__PROBLEM__.
Scan the lines below for the string "Director" and copy every one that has it.

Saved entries
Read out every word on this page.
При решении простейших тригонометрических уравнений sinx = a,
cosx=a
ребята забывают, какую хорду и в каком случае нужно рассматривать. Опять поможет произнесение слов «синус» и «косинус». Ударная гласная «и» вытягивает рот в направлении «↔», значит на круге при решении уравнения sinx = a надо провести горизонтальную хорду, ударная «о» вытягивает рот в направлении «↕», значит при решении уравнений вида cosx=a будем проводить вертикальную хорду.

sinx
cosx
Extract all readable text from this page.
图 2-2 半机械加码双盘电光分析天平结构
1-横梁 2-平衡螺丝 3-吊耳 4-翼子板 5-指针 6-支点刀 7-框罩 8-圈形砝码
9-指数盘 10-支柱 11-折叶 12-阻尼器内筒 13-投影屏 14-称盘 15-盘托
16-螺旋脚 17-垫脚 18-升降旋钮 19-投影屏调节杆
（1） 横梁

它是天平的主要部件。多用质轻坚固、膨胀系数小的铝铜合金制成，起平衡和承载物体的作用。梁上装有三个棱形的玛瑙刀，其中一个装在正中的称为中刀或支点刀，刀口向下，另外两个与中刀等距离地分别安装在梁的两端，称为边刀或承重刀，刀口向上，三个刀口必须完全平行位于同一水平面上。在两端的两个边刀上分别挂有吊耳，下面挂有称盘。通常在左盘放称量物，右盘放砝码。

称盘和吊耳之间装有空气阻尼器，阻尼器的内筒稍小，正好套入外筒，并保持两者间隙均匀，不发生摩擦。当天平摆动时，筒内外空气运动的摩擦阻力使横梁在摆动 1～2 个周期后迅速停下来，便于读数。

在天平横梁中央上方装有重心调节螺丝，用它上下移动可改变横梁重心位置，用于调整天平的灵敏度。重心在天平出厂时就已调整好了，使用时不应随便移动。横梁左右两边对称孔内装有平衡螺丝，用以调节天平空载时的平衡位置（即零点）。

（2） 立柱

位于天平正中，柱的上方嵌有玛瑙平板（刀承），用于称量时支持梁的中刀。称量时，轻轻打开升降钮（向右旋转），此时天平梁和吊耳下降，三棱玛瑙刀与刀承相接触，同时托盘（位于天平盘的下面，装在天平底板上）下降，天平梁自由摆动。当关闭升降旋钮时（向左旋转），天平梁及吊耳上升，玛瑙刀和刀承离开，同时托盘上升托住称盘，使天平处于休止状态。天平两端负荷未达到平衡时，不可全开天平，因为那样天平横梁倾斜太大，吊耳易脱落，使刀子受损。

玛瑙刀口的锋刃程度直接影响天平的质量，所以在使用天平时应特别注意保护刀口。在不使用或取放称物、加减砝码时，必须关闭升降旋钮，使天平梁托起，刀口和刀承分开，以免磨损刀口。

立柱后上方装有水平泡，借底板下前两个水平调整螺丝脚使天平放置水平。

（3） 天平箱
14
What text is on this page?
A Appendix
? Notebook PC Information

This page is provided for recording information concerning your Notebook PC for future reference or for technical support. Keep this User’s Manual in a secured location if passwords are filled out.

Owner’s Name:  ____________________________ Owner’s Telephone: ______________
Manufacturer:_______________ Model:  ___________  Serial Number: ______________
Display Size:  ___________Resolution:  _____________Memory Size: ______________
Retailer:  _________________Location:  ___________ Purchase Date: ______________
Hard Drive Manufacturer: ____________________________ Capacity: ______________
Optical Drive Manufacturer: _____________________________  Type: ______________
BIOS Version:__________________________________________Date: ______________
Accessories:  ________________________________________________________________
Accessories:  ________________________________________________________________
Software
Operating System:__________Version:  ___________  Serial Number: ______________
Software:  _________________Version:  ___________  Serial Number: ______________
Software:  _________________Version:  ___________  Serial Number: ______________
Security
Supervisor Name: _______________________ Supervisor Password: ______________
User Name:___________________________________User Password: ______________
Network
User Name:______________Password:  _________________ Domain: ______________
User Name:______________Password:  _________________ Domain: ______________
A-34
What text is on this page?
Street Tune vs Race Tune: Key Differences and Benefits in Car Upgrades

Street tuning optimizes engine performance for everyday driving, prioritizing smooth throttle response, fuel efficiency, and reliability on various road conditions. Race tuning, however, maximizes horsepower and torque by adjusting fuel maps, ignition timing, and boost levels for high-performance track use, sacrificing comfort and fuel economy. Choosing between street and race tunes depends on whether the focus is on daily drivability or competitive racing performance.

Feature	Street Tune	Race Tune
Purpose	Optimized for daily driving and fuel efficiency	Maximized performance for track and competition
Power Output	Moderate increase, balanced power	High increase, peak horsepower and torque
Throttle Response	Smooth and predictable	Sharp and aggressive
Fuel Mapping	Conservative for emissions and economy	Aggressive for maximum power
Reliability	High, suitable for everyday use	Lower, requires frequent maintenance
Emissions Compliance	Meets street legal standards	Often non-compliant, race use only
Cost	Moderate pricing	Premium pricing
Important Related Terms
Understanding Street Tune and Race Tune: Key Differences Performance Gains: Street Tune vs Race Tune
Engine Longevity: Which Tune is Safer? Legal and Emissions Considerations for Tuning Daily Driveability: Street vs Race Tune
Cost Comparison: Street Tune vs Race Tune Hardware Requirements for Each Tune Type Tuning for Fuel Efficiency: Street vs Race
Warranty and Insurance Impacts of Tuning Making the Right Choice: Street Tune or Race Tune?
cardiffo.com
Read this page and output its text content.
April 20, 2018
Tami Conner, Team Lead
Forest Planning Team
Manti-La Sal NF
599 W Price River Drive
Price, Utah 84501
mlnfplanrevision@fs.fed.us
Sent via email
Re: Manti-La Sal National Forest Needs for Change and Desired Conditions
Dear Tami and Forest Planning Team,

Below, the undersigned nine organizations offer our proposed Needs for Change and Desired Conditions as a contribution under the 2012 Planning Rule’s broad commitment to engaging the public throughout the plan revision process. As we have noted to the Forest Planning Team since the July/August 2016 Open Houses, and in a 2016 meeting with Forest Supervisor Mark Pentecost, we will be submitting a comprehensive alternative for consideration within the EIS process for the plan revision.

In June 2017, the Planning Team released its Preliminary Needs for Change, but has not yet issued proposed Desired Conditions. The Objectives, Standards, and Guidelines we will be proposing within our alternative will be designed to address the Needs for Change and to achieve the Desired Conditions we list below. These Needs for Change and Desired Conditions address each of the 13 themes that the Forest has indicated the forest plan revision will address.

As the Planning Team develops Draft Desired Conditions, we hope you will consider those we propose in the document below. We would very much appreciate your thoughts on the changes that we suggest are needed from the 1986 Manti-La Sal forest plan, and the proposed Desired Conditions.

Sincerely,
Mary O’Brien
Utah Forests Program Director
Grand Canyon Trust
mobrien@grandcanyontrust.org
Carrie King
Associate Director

__FINAL RESULT__.
Utah Forests Program Director
Associate Director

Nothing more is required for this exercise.